---------- RECORDS

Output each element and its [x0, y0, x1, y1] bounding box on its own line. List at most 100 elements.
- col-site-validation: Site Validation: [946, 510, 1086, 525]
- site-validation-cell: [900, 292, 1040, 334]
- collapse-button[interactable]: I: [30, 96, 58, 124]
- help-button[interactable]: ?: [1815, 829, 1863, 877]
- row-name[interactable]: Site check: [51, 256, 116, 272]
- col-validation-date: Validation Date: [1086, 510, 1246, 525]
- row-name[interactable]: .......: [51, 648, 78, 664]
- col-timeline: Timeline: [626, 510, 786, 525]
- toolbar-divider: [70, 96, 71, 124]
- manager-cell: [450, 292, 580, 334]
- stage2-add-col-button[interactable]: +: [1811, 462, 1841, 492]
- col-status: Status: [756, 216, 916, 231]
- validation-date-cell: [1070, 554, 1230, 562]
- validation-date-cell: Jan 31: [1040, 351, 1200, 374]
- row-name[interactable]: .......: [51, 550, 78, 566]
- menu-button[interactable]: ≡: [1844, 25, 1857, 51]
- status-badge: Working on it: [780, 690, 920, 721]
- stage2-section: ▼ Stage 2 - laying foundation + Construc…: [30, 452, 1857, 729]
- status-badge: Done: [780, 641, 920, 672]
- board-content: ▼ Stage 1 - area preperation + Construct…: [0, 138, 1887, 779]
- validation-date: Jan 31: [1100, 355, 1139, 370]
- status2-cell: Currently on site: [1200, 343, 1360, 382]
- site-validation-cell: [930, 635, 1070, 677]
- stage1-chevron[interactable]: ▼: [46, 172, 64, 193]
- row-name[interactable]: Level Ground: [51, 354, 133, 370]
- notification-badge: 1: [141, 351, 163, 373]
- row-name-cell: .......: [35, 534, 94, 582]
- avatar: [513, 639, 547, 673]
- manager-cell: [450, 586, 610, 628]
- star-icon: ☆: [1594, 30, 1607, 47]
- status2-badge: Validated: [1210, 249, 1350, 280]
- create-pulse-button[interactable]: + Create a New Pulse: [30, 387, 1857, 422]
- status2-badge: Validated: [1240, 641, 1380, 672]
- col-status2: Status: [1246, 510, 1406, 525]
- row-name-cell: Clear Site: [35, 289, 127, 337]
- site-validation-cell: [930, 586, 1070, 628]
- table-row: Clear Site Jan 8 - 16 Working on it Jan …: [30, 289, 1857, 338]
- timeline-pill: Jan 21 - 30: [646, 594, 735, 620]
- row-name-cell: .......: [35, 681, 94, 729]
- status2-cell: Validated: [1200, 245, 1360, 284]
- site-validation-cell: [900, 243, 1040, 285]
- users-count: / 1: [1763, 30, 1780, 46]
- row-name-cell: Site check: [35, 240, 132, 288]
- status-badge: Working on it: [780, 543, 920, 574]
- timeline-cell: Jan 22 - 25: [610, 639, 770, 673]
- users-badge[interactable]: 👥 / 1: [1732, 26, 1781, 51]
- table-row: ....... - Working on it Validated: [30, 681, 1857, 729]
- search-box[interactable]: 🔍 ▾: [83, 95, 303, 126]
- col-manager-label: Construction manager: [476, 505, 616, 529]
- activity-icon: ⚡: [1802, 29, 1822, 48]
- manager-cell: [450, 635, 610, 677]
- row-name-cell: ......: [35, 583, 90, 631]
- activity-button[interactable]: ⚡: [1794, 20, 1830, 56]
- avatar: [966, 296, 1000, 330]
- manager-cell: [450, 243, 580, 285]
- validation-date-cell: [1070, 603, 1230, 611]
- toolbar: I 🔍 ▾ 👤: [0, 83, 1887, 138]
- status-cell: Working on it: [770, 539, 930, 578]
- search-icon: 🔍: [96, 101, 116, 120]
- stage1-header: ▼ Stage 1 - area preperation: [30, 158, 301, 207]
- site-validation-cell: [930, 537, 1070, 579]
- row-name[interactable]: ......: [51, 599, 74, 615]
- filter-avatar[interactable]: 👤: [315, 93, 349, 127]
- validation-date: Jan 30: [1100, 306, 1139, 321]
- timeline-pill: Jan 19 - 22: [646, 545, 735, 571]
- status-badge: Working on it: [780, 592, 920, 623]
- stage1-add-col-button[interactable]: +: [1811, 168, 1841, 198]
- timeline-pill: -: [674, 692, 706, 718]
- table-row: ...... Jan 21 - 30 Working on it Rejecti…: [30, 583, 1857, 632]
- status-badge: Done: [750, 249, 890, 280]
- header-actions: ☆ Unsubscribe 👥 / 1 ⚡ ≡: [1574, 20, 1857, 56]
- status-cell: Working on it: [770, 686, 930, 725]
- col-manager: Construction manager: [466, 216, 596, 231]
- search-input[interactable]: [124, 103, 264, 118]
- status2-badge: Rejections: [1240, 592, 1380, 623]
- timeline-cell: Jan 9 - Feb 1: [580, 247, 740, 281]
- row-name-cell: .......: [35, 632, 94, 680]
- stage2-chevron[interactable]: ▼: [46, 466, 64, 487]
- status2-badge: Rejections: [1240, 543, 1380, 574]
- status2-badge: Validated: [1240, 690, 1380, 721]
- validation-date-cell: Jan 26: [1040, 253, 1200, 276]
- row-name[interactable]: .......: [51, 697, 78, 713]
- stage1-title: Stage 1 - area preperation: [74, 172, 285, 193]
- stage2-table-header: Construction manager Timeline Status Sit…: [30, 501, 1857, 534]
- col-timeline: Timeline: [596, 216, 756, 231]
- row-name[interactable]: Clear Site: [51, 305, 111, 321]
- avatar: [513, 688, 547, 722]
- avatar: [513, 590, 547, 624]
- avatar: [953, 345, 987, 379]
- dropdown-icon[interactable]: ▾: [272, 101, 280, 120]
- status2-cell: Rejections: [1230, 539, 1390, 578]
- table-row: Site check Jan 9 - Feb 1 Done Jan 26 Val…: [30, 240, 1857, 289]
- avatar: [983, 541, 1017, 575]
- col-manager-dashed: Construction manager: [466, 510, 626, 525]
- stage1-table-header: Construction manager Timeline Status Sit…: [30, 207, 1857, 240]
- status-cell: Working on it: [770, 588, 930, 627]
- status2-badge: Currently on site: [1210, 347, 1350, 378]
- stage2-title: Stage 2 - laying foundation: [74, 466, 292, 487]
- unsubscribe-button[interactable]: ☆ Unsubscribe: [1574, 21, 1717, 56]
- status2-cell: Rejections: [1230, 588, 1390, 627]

--------------------

STATED GOAL ▸ Update the stretch of rows from the start through the line containing "- stage1-chevron[interactable]: ▼: [46, 172, 64, 193]", changing "Working on it" to "In progress" and leaving everything else unchanged.

TASK RESPONSE ▸
Output each element and its [x0, y0, x1, y1] bounding box on its own line. List at most 100 elements.
- col-site-validation: Site Validation: [946, 510, 1086, 525]
- site-validation-cell: [900, 292, 1040, 334]
- collapse-button[interactable]: I: [30, 96, 58, 124]
- help-button[interactable]: ?: [1815, 829, 1863, 877]
- row-name[interactable]: Site check: [51, 256, 116, 272]
- col-validation-date: Validation Date: [1086, 510, 1246, 525]
- row-name[interactable]: .......: [51, 648, 78, 664]
- col-timeline: Timeline: [626, 510, 786, 525]
- toolbar-divider: [70, 96, 71, 124]
- manager-cell: [450, 292, 580, 334]
- stage2-add-col-button[interactable]: +: [1811, 462, 1841, 492]
- col-status: Status: [756, 216, 916, 231]
- validation-date-cell: [1070, 554, 1230, 562]
- validation-date-cell: Jan 31: [1040, 351, 1200, 374]
- row-name[interactable]: .......: [51, 550, 78, 566]
- menu-button[interactable]: ≡: [1844, 25, 1857, 51]
- status-badge: In progress: [780, 690, 920, 721]
- stage2-section: ▼ Stage 2 - laying foundation + Construc…: [30, 452, 1857, 729]
- status-badge: Done: [780, 641, 920, 672]
- board-content: ▼ Stage 1 - area preperation + Construct…: [0, 138, 1887, 779]
- validation-date: Jan 31: [1100, 355, 1139, 370]
- status2-cell: Currently on site: [1200, 343, 1360, 382]
- site-validation-cell: [930, 635, 1070, 677]
- stage1-chevron[interactable]: ▼: [46, 172, 64, 193]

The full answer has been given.